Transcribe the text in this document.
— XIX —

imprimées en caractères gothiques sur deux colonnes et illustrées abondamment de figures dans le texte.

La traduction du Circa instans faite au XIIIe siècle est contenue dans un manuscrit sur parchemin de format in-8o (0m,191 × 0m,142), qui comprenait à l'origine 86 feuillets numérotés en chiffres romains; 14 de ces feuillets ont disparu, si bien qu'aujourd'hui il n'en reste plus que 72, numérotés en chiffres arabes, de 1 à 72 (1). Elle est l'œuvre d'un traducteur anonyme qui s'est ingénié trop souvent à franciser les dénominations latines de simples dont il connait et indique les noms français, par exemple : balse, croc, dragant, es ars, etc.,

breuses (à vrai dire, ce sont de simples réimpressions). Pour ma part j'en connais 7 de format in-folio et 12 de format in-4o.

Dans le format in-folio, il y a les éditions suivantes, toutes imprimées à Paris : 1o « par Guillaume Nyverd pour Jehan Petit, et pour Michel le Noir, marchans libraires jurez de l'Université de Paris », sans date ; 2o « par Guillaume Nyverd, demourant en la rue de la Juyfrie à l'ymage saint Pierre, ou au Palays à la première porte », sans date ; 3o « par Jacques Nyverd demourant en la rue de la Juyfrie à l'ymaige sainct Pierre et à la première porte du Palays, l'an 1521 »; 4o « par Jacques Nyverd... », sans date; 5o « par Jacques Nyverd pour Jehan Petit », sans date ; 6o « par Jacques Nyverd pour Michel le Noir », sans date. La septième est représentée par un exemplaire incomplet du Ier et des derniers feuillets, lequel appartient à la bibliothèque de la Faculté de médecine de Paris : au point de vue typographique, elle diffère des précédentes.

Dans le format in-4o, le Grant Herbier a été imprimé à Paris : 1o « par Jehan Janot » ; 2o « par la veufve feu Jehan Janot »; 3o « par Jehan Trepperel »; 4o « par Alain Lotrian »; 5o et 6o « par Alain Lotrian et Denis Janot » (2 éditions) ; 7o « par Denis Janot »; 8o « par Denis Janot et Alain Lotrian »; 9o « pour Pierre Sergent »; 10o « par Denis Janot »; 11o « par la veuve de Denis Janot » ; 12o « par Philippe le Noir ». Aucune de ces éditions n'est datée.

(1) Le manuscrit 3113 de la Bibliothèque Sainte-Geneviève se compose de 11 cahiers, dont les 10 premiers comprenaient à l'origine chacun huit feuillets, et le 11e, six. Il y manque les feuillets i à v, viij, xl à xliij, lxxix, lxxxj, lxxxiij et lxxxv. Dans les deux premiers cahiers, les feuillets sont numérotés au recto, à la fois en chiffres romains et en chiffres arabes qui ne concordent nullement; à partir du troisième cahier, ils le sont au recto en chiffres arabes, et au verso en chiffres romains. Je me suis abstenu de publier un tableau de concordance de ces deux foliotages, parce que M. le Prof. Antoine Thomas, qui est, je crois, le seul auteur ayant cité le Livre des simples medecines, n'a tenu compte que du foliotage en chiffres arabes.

■ EXERCISE TASK
List every line in the records above that contains the word "Noir".

■ EXPECTED ANSWER
Dans le format in-folio, il y a les éditions suivantes, toutes imprimées à Paris : 1o « par Guillaume Nyverd pour Jehan Petit, et pour Michel le Noir, marchans libraires jurez de l'Université de Paris », sans date ; 2o « par Guillaume Nyverd, demourant en la rue de la Juyfrie à l'ymage saint Pierre, ou au Palays à la première porte », sans date ; 3o « par Jacques Nyverd demourant en la rue de la Juyfrie à l'ymaige sainct Pierre et à la première porte du Palays, l'an 1521 »; 4o « par Jacques Nyverd... », sans date; 5o « par Jacques Nyverd pour Jehan Petit », sans date ; 6o « par Jacques Nyverd pour Michel le Noir », sans date. La septième est représentée par un exemplaire incomplet du Ier et des derniers feuillets, lequel appartient à la bibliothèque de la Faculté de médecine de Paris : au point de vue typographique, elle diffère des précédentes.
Dans le format in-4o, le Grant Herbier a été imprimé à Paris : 1o « par Jehan Janot » ; 2o « par la veufve feu Jehan Janot »; 3o « par Jehan Trepperel »; 4o « par Alain Lotrian »; 5o et 6o « par Alain Lotrian et Denis Janot » (2 éditions) ; 7o « par Denis Janot »; 8o « par Denis Janot et Alain Lotrian »; 9o « pour Pierre Sergent »; 10o « par Denis Janot »; 11o « par la veuve de Denis Janot » ; 12o « par Philippe le Noir ». Aucune de ces éditions n'est datée.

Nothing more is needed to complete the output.